Written instruction - Gather all lines from the material that contain the word "name".

Items from a data source:
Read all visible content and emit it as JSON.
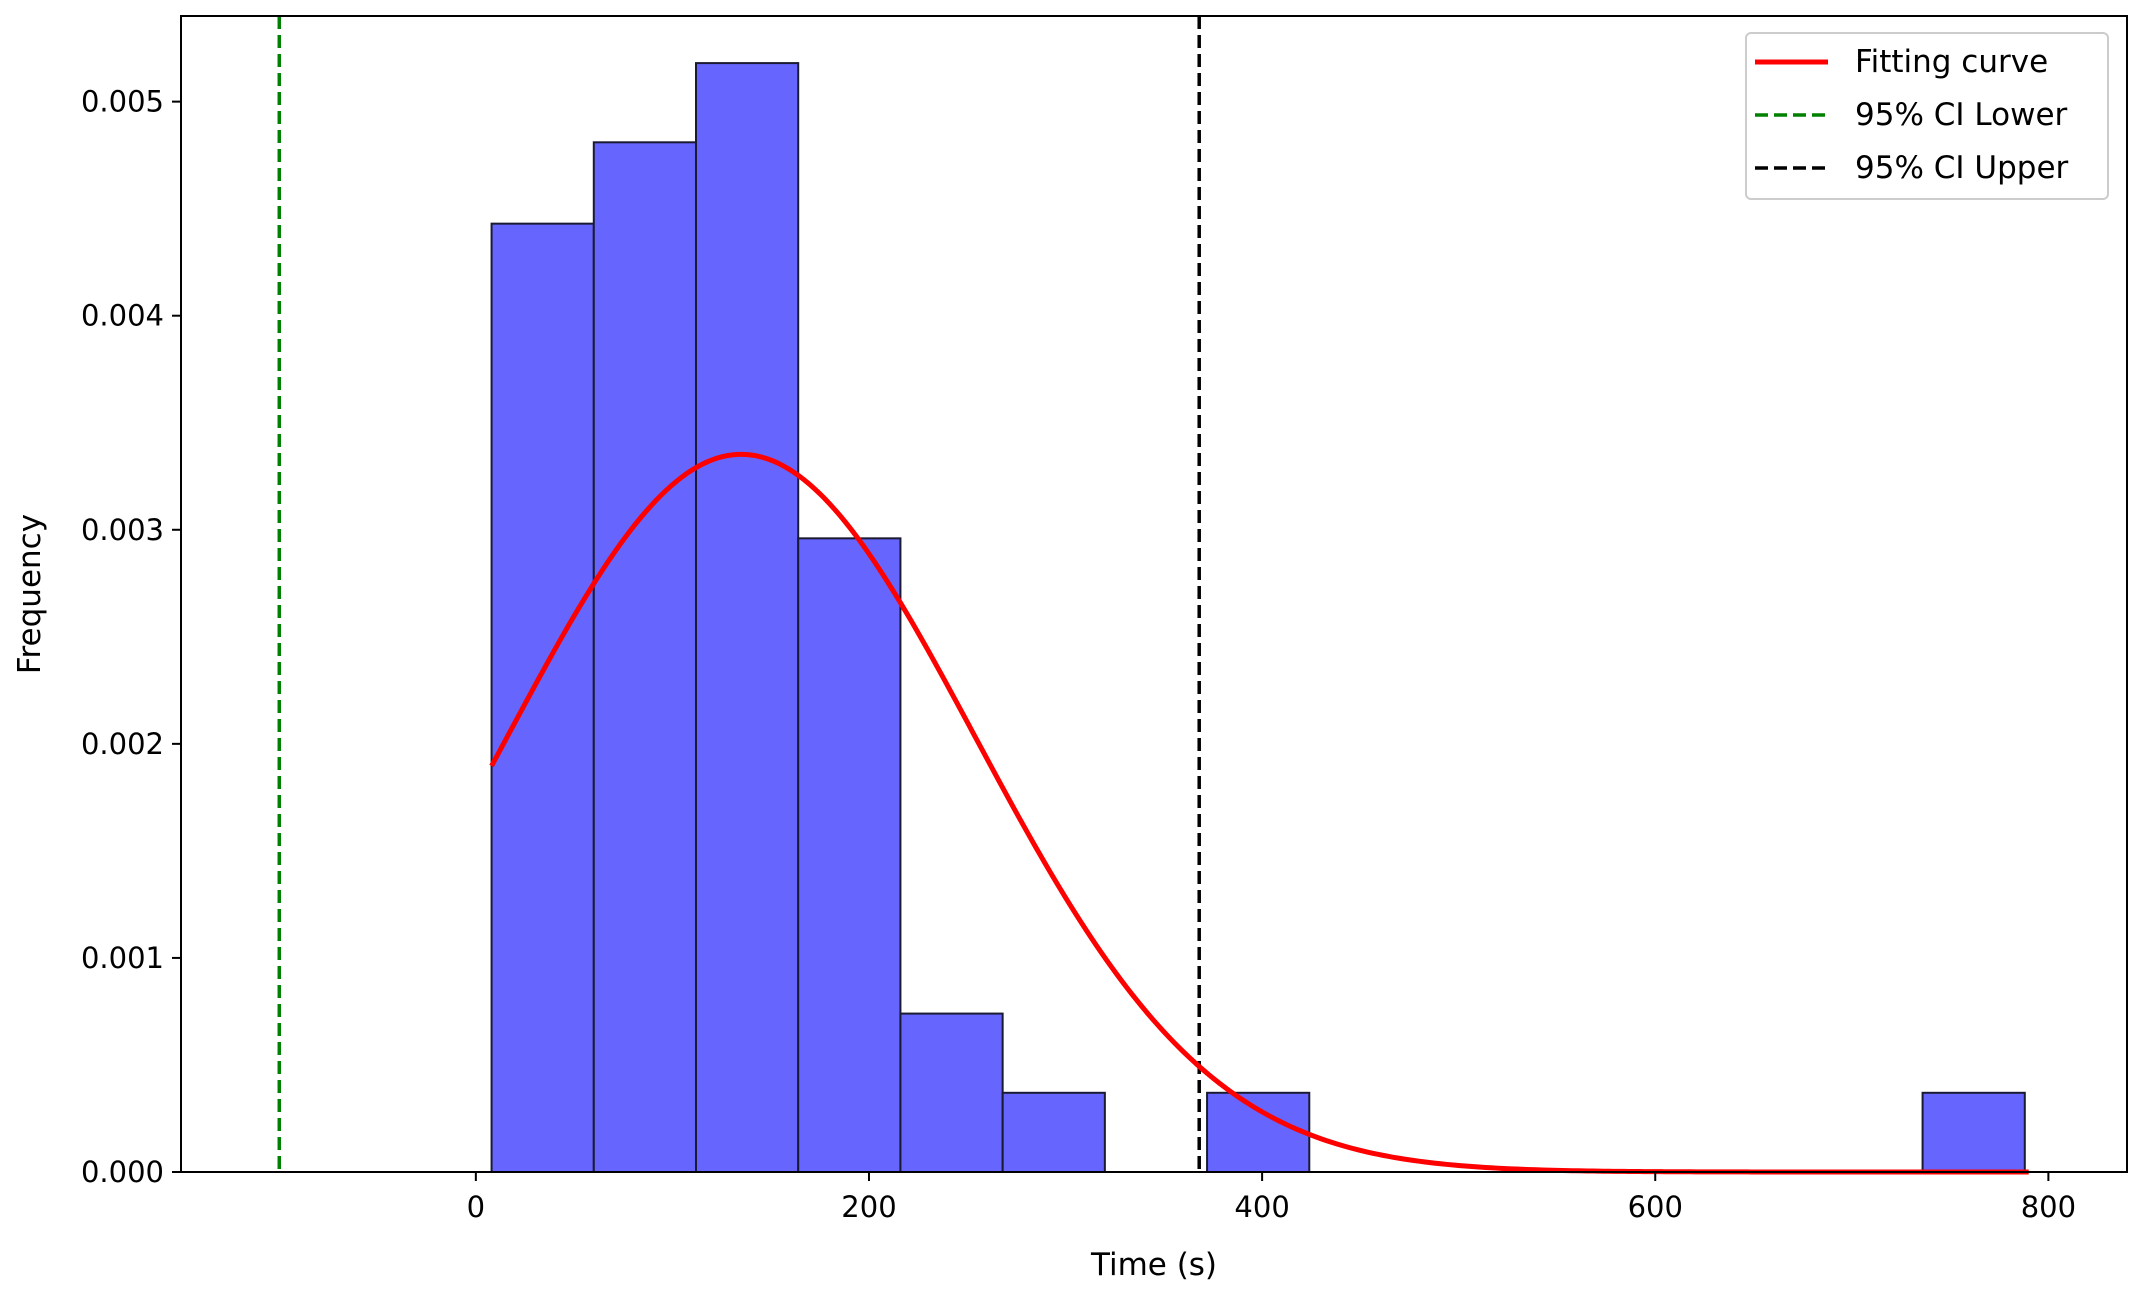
{
  "chart_data": {
    "type": "bar",
    "title": "",
    "xlabel": "Time (s)",
    "ylabel": "Frequency",
    "xlim": [
      -150,
      840
    ],
    "ylim": [
      0,
      0.0054
    ],
    "grid": false,
    "x_ticks": [
      0,
      200,
      400,
      600,
      800
    ],
    "x_tick_labels": [
      "0",
      "200",
      "400",
      "600",
      "800"
    ],
    "y_ticks": [
      0,
      0.001,
      0.002,
      0.003,
      0.004,
      0.005
    ],
    "y_tick_labels": [
      "0.000",
      "0.001",
      "0.002",
      "0.003",
      "0.004",
      "0.005"
    ],
    "histogram": {
      "color": "#6666ff",
      "edge_color": "#1a1a33",
      "bins": [
        {
          "start": 8,
          "end": 60,
          "value": 0.00443
        },
        {
          "start": 60,
          "end": 112,
          "value": 0.00481
        },
        {
          "start": 112,
          "end": 164,
          "value": 0.00518
        },
        {
          "start": 164,
          "end": 216,
          "value": 0.00296
        },
        {
          "start": 216,
          "end": 268,
          "value": 0.00074
        },
        {
          "start": 268,
          "end": 320,
          "value": 0.00037
        },
        {
          "start": 320,
          "end": 372,
          "value": 0
        },
        {
          "start": 372,
          "end": 424,
          "value": 0.00037
        },
        {
          "start": 424,
          "end": 476,
          "value": 0
        },
        {
          "start": 476,
          "end": 528,
          "value": 0
        },
        {
          "start": 528,
          "end": 580,
          "value": 0
        },
        {
          "start": 580,
          "end": 632,
          "value": 0
        },
        {
          "start": 632,
          "end": 684,
          "value": 0
        },
        {
          "start": 684,
          "end": 736,
          "value": 0
        },
        {
          "start": 736,
          "end": 788,
          "value": 0.00037
        }
      ]
    },
    "fitting_curve": {
      "name": "Fitting curve",
      "color": "#ff0000",
      "distribution": "normal",
      "mean": 135,
      "std": 119,
      "x_range": [
        8,
        790
      ]
    },
    "vlines": [
      {
        "name": "95% CI Lower",
        "x": -100,
        "color": "#008000",
        "style": "dashed"
      },
      {
        "name": "95% CI Upper",
        "x": 368,
        "color": "#000000",
        "style": "dashed"
      }
    ],
    "legend": {
      "position": "top-right",
      "entries": [
        {
          "label": "Fitting curve",
          "color": "#ff0000",
          "style": "solid"
        },
        {
          "label": "95% CI Lower",
          "color": "#008000",
          "style": "dashed"
        },
        {
          "label": "95% CI Upper",
          "color": "#000000",
          "style": "dashed"
        }
      ]
    }
  }
}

Task solution -
      "name": "Fitting curve",
        "name": "95% CI Lower",
        "name": "95% CI Upper",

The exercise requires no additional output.